━━ Material provided
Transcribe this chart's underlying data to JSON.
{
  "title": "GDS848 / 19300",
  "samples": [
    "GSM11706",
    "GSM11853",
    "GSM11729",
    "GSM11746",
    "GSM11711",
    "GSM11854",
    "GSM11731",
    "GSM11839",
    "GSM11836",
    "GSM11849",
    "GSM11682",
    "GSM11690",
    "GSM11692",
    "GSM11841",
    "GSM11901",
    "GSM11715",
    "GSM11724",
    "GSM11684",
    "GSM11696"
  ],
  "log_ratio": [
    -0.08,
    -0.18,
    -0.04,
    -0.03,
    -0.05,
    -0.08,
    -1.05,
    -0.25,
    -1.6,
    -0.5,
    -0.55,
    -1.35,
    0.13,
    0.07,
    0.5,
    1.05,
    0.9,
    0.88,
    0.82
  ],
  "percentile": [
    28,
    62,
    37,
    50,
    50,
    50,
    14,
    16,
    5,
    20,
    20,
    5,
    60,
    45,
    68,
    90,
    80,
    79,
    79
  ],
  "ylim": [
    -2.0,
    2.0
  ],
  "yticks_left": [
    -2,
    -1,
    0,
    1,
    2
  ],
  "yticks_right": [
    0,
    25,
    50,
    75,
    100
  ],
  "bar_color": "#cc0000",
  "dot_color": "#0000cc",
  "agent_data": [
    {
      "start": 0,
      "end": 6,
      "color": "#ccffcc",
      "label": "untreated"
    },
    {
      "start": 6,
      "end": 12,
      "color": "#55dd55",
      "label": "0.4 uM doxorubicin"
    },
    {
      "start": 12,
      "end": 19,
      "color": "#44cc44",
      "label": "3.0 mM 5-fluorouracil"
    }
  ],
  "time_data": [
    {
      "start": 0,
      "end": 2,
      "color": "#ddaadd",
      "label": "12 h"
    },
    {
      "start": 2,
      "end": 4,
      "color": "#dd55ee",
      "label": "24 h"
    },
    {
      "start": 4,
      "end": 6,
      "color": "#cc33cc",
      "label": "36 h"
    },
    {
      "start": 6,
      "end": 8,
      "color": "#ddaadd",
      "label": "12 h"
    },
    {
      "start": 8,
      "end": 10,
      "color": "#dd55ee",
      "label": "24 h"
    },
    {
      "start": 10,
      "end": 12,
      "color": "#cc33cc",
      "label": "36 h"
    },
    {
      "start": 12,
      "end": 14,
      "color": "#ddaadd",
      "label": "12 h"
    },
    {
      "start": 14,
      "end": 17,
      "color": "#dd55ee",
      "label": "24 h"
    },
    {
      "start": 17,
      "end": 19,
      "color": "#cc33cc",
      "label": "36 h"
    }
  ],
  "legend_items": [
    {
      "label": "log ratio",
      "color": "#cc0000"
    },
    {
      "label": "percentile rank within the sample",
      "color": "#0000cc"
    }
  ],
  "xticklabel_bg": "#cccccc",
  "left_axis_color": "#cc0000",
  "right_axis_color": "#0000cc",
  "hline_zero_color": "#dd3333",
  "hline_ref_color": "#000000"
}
━━━━
■ **Request**
All the entries above need to be reproduced exactly.

■ **Answer to this task**
Transcribe this chart's underlying data to JSON.
{
  "title": "GDS848 / 19300",
  "samples": [
    "GSM11706",
    "GSM11853",
    "GSM11729",
    "GSM11746",
    "GSM11711",
    "GSM11854",
    "GSM11731",
    "GSM11839",
    "GSM11836",
    "GSM11849",
    "GSM11682",
    "GSM11690",
    "GSM11692",
    "GSM11841",
    "GSM11901",
    "GSM11715",
    "GSM11724",
    "GSM11684",
    "GSM11696"
  ],
  "log_ratio": [
    -0.08,
    -0.18,
    -0.04,
    -0.03,
    -0.05,
    -0.08,
    -1.05,
    -0.25,
    -1.6,
    -0.5,
    -0.55,
    -1.35,
    0.13,
    0.07,
    0.5,
    1.05,
    0.9,
    0.88,
    0.82
  ],
  "percentile": [
    28,
    62,
    37,
    50,
    50,
    50,
    14,
    16,
    5,
    20,
    20,
    5,
    60,
    45,
    68,
    90,
    80,
    79,
    79
  ],
  "ylim": [
    -2.0,
    2.0
  ],
  "yticks_left": [
    -2,
    -1,
    0,
    1,
    2
  ],
  "yticks_right": [
    0,
    25,
    50,
    75,
    100
  ],
  "bar_color": "#cc0000",
  "dot_color": "#0000cc",
  "agent_data": [
    {
      "start": 0,
      "end": 6,
      "color": "#ccffcc",
      "label": "untreated"
    },
    {
      "start": 6,
      "end": 12,
      "color": "#55dd55",
      "label": "0.4 uM doxorubicin"
    },
    {
      "start": 12,
      "end": 19,
      "color": "#44cc44",
      "label": "3.0 mM 5-fluorouracil"
    }
  ],
  "time_data": [
    {
      "start": 0,
      "end": 2,
      "color": "#ddaadd",
      "label": "12 h"
    },
    {
      "start": 2,
      "end": 4,
      "color": "#dd55ee",
      "label": "24 h"
    },
    {
      "start": 4,
      "end": 6,
      "color": "#cc33cc",
      "label": "36 h"
    },
    {
      "start": 6,
      "end": 8,
      "color": "#ddaadd",
      "label": "12 h"
    },
    {
      "start": 8,
      "end": 10,
      "color": "#dd55ee",
      "label": "24 h"
    },
    {
      "start": 10,
      "end": 12,
      "color": "#cc33cc",
      "label": "36 h"
    },
    {
      "start": 12,
      "end": 14,
      "color": "#ddaadd",
      "label": "12 h"
    },
    {
      "start": 14,
      "end": 17,
      "color": "#dd55ee",
      "label": "24 h"
    },
    {
      "start": 17,
      "end": 19,
      "color": "#cc33cc",
      "label": "36 h"
    }
  ],
  "legend_items": [
    {
      "label": "log ratio",
      "color": "#cc0000"
    },
    {
      "label": "percentile rank within the sample",
      "color": "#0000cc"
    }
  ],
  "xticklabel_bg": "#cccccc",
  "left_axis_color": "#cc0000",
  "right_axis_color": "#0000cc",
  "hline_zero_color": "#dd3333",
  "hline_ref_color": "#000000"
}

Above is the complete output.